Problem: Present each line of the entries below that holds the word "汉谟拉比法典".

Task material:
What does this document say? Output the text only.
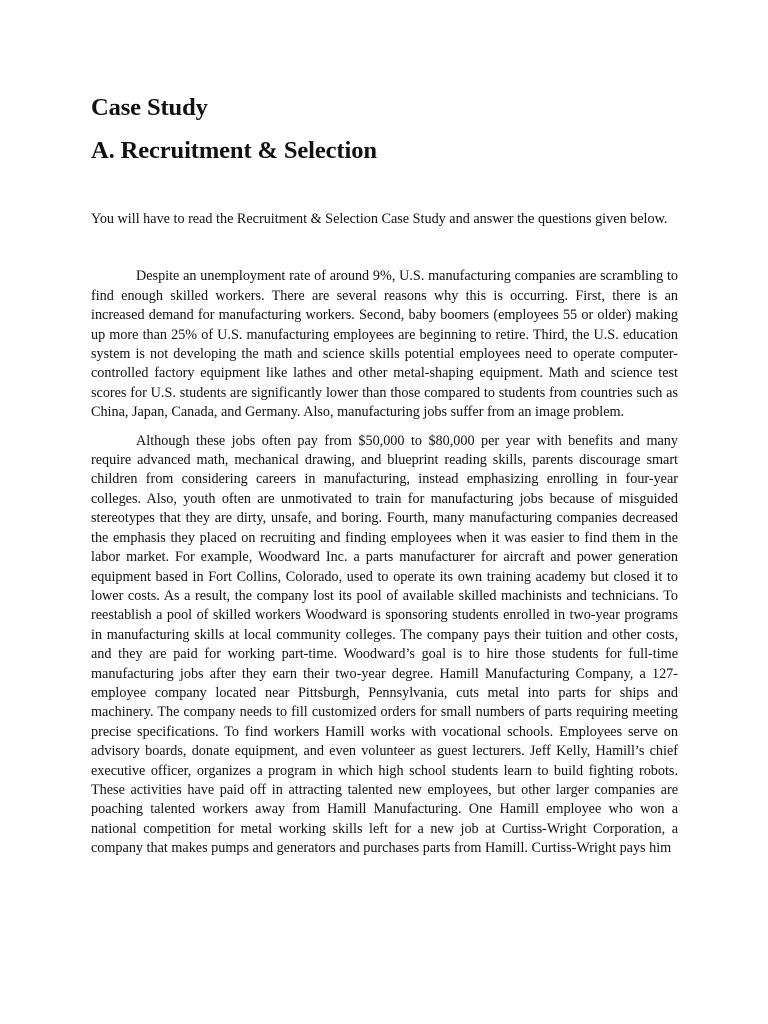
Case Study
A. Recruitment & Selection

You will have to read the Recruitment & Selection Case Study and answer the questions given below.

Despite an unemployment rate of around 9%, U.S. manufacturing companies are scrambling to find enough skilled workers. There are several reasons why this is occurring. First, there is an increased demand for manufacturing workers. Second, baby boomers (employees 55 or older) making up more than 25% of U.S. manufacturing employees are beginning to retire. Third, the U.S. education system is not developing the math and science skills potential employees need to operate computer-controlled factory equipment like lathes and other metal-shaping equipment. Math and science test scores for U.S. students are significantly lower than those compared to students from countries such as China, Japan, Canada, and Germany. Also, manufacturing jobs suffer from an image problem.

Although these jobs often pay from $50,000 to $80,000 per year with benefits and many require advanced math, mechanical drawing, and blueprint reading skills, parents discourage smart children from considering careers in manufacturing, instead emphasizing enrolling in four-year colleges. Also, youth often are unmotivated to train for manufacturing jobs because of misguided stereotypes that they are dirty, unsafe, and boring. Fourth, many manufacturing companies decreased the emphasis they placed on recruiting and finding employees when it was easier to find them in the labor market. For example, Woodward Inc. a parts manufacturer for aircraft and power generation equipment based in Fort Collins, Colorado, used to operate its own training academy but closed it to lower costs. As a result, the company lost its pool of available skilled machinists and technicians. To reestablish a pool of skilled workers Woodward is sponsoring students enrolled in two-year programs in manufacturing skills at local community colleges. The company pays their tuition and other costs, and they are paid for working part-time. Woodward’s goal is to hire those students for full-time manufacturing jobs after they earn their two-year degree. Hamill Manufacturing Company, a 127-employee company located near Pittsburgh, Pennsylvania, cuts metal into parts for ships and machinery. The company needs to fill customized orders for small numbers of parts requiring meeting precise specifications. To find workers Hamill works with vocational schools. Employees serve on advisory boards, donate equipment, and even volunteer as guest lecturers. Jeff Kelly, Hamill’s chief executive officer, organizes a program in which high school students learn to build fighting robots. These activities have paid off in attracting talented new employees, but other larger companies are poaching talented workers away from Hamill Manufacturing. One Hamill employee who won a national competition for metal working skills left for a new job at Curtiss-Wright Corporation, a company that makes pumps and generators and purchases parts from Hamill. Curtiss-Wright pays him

...

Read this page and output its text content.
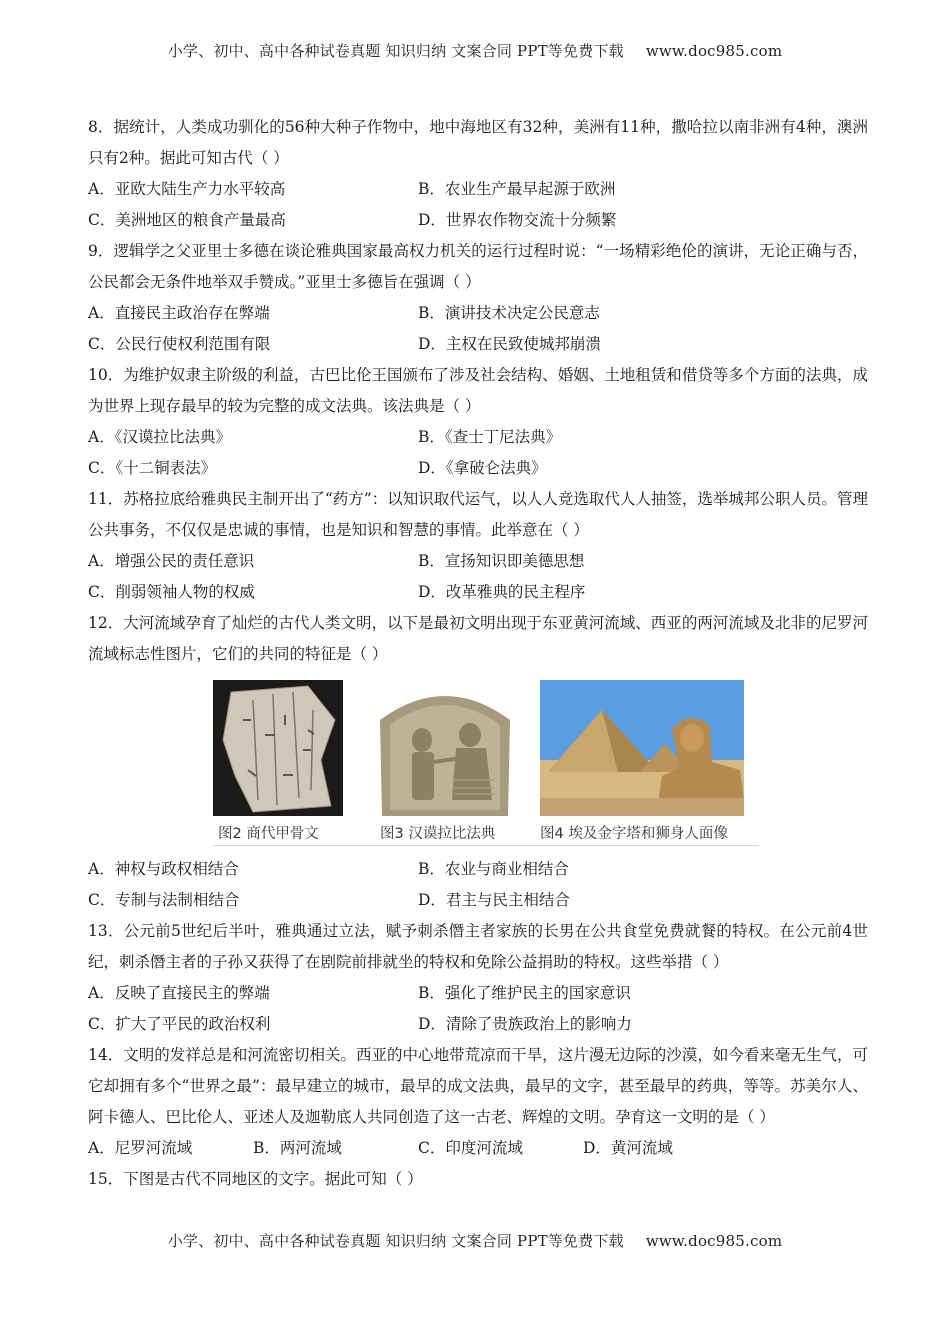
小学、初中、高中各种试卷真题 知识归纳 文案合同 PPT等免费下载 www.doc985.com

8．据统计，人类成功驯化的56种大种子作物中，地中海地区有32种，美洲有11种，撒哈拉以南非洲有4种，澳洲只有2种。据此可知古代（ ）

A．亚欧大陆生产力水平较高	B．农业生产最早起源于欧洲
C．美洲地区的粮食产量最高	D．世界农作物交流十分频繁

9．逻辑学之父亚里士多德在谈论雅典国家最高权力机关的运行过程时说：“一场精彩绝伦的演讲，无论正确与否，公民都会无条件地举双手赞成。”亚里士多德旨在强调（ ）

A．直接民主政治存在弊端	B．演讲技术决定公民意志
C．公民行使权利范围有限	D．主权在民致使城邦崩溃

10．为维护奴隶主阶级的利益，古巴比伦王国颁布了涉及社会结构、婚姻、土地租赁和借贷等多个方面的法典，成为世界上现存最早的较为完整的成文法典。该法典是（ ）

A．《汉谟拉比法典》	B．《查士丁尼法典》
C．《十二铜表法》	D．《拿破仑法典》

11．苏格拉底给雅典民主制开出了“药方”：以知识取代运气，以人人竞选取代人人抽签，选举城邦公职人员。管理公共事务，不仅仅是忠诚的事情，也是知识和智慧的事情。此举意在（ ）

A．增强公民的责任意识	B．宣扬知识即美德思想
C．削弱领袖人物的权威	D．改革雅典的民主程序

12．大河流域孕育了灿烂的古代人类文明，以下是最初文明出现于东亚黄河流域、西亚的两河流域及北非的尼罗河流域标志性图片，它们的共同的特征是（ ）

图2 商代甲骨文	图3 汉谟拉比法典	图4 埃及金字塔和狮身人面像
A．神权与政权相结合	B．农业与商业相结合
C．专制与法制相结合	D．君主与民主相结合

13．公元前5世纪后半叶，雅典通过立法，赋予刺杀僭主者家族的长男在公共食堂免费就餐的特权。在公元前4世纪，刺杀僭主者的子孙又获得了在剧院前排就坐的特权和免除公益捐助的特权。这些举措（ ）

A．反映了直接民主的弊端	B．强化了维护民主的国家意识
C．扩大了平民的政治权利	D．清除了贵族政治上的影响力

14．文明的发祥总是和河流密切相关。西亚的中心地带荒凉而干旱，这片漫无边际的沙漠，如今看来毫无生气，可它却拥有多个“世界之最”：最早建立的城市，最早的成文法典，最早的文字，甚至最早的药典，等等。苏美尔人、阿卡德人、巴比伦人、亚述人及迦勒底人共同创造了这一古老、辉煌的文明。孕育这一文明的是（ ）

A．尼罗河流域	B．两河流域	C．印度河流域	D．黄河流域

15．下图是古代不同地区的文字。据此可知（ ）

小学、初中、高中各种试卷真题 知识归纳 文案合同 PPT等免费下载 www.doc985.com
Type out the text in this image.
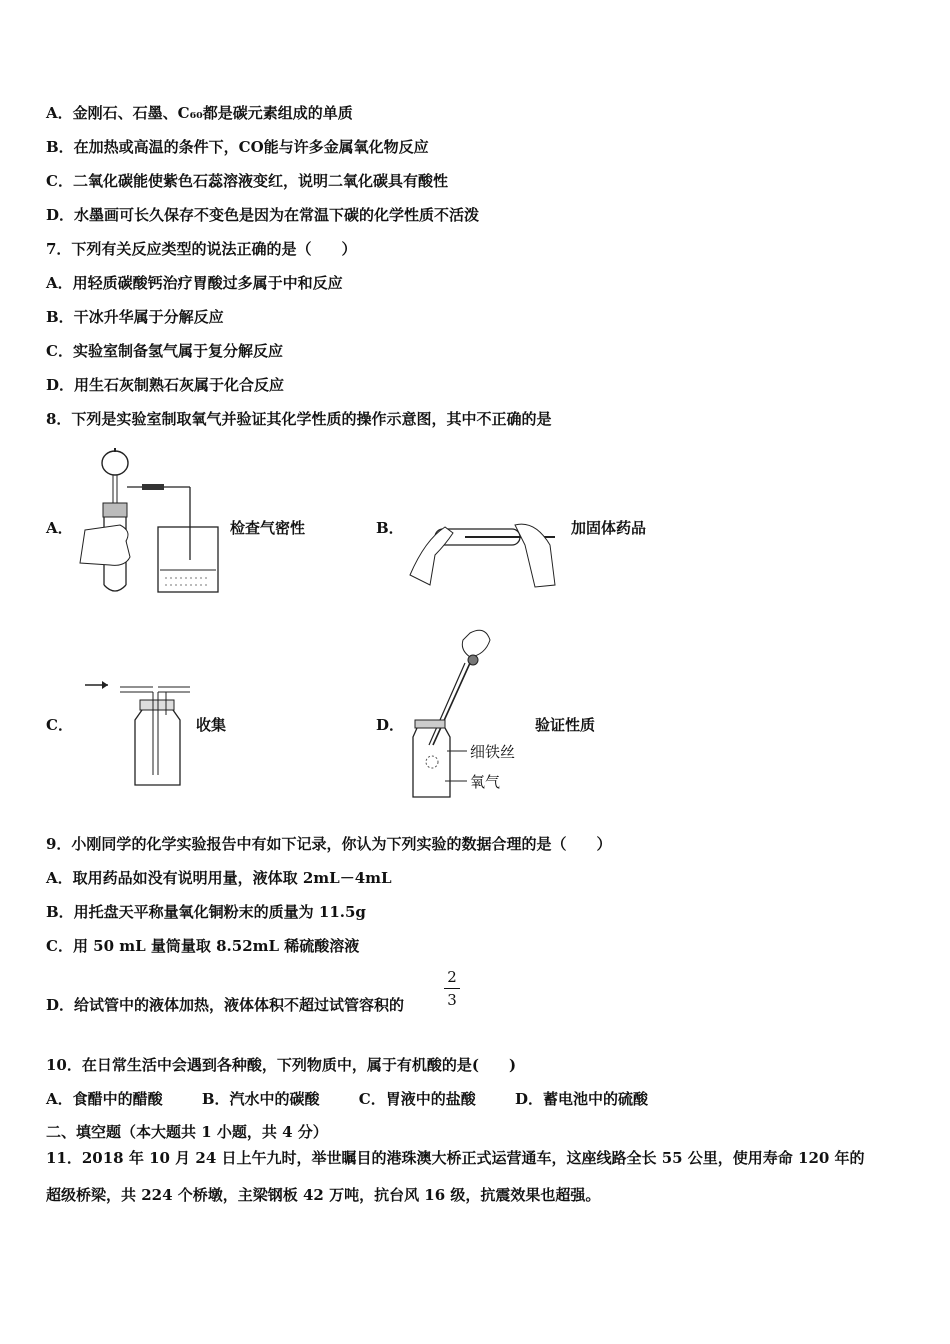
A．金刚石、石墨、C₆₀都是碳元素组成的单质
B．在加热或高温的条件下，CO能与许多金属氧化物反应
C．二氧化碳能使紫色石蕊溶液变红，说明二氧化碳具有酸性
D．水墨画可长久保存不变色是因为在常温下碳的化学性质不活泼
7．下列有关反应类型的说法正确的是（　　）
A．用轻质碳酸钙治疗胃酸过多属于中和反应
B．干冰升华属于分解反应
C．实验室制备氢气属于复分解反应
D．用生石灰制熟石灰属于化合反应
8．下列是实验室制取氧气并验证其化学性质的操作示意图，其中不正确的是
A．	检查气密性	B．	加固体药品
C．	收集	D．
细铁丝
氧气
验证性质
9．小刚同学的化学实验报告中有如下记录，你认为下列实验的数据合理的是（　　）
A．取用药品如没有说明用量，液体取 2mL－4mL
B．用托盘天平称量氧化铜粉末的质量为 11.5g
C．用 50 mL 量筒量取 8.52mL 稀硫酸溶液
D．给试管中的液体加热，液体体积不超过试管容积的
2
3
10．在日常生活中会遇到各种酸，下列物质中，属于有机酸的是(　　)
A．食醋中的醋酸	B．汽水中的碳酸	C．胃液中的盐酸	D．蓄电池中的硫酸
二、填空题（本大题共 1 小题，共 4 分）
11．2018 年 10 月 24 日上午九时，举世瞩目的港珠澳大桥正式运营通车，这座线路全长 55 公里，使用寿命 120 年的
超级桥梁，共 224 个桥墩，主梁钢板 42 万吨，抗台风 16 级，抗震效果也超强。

Problem solution:
A．《汉谟拉比法典》	B．《查士丁尼法典》
图2 商代甲骨文	图3 汉谟拉比法典	图4 埃及金字塔和狮身人面像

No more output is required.